(Beginning of EXTRACT TO READ)

America's view of the nursing profession - page 4

Hi everyone! I have noticed that different people in society all have very different views of nursing. Some think that nursing is a "dirty job", meaning that it involves many unpleasant tasks. Other... Read More

  1. by   caroladybelle
    Quote from lindarn
    People may resent my "in your face NYer opinions, but this is the point that I have been trying to make with all my threads. The public may think that we are wonderful, but ask them if we are as educated and skilled as other health care professionals, and should earn the high pay that they do. Here in Spokane, Pt's earn an averge of $77, 000 a year. The average pay for a nurse is about $43, 000. Can someone tell my what a PT does to earn that kind of salary? This salary is for a hospital PT, not even one who as their own PT business. I have a mnor in physical education, and had many pre- PT students in my classes. As far as I ma concerned, and seeing them in action in the hospital, and in provate practice, they are nothing more than glorified exercise techs.
    First, what does "in your face NYer opinions" mean? I have met incredibly polite people in NY and rude ones in other places. This has nothing to do with being from NY, Spokane, California, Florida or any other region and everything to do with respectful and professional communication.

    If nurses wish to be seen as professionals, and their opinions to be shown respect, it would be best to stop stereotyping others. That speaks more loudly, than any string of initials on one's nametag.

    Second, one does not earn the support of other professionals by insulting their profession. There are some people that look at nurses and see us as waitresses with pills, believing it easy to do. I am sure that there are a few Biology teachers that look at us and the money that we make, and how we were in Bio class and poo poo our abilities and skills. Virtually all professions can look easy on the surface. Please do not put down another profession, in a vain attempt to elevate your own.

    My extended family shows me the utmost respect for what I do...and virtually none of them have any idea what kind of degrees that health professionals require. That is not important to them. What is important is that they get good care in a timely manner, by an unhurried professional, with good communication skills.

    And none of them want to be treated as "blue collar trailer trash", even if they fit the definition.
  2. by   gypsyatheart
    Quote from jsteine1
    Regarding the Educational variances contributing to the lack of respect for nurses and the other issue raised regarding the very large discrepancy between therapists salaries and nurses salaries. Re Educational entry points; not sure I agree as PT assistants , a 2 year degree and licensure also earn more than registered nurses. RPTs earn far more as posted by Lindarn. Ive posted this before, but it may bear repeating. Therapists are revenue producing in their settings. There is not a similar correlation in nursing. In an outpatient setting, for example a physical therapy ASSISTANT( associates degree) can produce 8-10 thousand a month in revenue. Therefore, its easy to see why its not painful to pay them 50k or more a year. It's extremely profitable. If nursings functions were broken down by billable codes with a revenue amount attached, believe me, the salaries would skyrocket and hospitals would happily overstaff to drive revenue! Unfortunately, nurses are overhead, not revenue producing. When and if this changes, the entire salary issue will no longer be a problem.

    You have a good point here.... Nurses are looked at as an expense...a "necessary evil", if you will by hospital admins. I have said this before and will say it again....

    Patients are in the hospital because they need nursing care. Think about it. Why else are they there? They can receive any other treatment as an outpatient and go home. But they are admitted because they need nursing care.

(End of EXTRACT TO READ)
(Beginning of INFORMATION PROVIDED)

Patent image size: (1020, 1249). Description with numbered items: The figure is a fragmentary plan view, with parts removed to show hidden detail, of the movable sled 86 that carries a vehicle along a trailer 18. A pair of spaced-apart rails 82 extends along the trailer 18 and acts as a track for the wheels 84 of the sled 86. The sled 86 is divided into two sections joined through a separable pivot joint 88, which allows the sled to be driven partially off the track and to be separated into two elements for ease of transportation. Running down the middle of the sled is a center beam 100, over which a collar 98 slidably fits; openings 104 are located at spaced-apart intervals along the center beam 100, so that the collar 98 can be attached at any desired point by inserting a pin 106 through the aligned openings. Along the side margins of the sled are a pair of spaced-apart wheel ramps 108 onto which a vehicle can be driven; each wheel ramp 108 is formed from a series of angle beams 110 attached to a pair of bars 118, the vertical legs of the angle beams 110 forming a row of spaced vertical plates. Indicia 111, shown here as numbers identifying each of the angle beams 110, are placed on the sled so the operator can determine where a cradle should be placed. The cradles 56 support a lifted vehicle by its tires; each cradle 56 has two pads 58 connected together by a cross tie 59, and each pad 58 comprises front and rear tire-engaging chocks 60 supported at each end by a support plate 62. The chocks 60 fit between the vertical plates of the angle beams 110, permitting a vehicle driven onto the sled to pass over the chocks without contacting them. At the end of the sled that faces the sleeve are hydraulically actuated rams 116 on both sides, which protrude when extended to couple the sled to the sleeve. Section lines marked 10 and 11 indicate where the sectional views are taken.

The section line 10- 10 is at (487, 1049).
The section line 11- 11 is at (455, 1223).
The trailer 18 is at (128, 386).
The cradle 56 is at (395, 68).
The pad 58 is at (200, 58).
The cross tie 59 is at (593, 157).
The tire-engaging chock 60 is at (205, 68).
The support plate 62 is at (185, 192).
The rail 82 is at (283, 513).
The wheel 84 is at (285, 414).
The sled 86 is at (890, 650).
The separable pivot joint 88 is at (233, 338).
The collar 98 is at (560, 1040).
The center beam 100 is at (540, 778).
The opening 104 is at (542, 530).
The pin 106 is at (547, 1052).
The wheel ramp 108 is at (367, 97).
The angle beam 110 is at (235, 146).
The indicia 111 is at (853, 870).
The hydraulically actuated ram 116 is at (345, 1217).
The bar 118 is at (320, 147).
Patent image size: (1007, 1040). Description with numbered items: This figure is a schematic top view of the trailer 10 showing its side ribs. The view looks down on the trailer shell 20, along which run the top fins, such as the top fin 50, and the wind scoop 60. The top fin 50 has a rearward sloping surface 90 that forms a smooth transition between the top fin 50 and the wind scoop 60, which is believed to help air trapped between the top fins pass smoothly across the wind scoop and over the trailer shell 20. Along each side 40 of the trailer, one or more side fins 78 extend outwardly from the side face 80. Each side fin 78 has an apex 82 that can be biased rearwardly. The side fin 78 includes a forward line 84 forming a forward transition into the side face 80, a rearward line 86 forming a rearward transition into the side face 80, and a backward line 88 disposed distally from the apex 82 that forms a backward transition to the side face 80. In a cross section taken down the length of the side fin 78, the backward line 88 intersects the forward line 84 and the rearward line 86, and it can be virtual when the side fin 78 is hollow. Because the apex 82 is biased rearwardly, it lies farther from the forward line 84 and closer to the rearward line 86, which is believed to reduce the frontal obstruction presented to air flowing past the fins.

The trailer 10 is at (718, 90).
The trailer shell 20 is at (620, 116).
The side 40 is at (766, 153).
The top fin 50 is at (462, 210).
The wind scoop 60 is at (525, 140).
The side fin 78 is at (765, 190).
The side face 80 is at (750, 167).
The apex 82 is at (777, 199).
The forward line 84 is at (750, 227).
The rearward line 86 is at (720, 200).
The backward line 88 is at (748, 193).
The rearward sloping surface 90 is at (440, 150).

(End of INFORMATION PROVIDED)

= TASKS AND EXERCISES =
(1) Retype the forum thread on views of nursing word for word, starting with "My extended family" and going on through "fit the definition.".
(2) Continue the forum thread on views of nursing from the point where it stops.

= OUTPUTS IN ORDER =
(1)
My extended family shows me the utmost respect for what I do...and virtually none of them have any idea what kind of degrees that health professionals require. That is not important to them. What is important is that they get good care in a timely manner, by an unhurried professional, with good communication skills.

    And none of them want to be treated as "blue collar trailer trash", even if they fit the definition.

(2)
    If nurses were recognized as professionals by hospital administration and if nurse billed for their services as MD's do.....if the public were aware (made aware) of this fact...things would change and change fast. Of course administration doesn't want to tout this, they'll get you tied up in the "team" mentality. The patient is here for a "multidisciplinary approach" . Yeah, right. Again, any other service can be provided outpt, but if you're in the hospital, you need nurses!
    Unfortunately, nurses can not, will not unite, even amongst ourselves, something that has been fostered by administration for decades. Until our own mentality changes, we certainly won't be changing anyone else's!
  3. by   achot chavi
    I think Nursing is like any profession if you want to be respected you have to act respectful to yourself and others. I have seen nurses wearing tight , revealing, or low cut outfits flirting with patients. It doesn't make me angry or upset but that same nurse can't complain if she isnt taken seriously. I have always tried to treat both patients and staff (and that means everybody) respectfully and I have been taken seriously and treated well my whole career. When a Hospital Administrator told me that he prefered the color of my co-workers (dyed blond) hair over my auburn tresses, and that is why he decided to give her a bonus worth a few thousand dollars, I protested and resigned. Nurses should not accept such treatment. I was later rewarded and now hold a higher, better paying and better hours position!!
    SO my advice is not to spend money campaigning, we are each ambassadors of our profession. If we want respect we have to earn it by being respectful, professional, knowledgeable and consistant. Trust me the higher salaries will then follow!

    Good Luck
  4. by   imenid37
    I think tust and respect go hand in hand. Who does not respect a person whom they trust, esp. in a professional relationship? I think there are some bad apples out there who are just plain obnoxious and give us a hard time, but they probably dog others too. I find most patients are respectful. Most physicians are too, though again there are a number who act out so much they give the whole bunch a bad name. I think trust is a building block upon which respect is built. One problem I see today in our society is that we are often just plain rude. Patients may seem disrespectful when they want things now and don't say please and thank you, but this is how they deal w/ everybody. I think people have trouble expressing respect. We also have to demand it in a polite, but firm way. I have told physicians and other nurses that I do not like the way they speak to me and that I can not carry on a conversation w/ them when they are disrespectful. I have also reminded rude patients that I respect them and would appreciate that they recipricate. Usually they say something like I didn't know I was acting like that. If you want something, you must ask for it. I also think and have pt's. tell me all of the time, "I didn't know nurses could do that" People have very little idea of what we do. Also the notion that all of these receptionists and MA's in physician's offices are referred to really burns me up. I don't refer to a PA or NP as a doctor even though they do many of the same things physicians do. I'd really appreciate it if doctors wouldn't refer to their clerical and unlicensed staff as nurses just because they perform some of the things we do. Our scope of practice and knowledge base, not to mention liability is much more far reaching.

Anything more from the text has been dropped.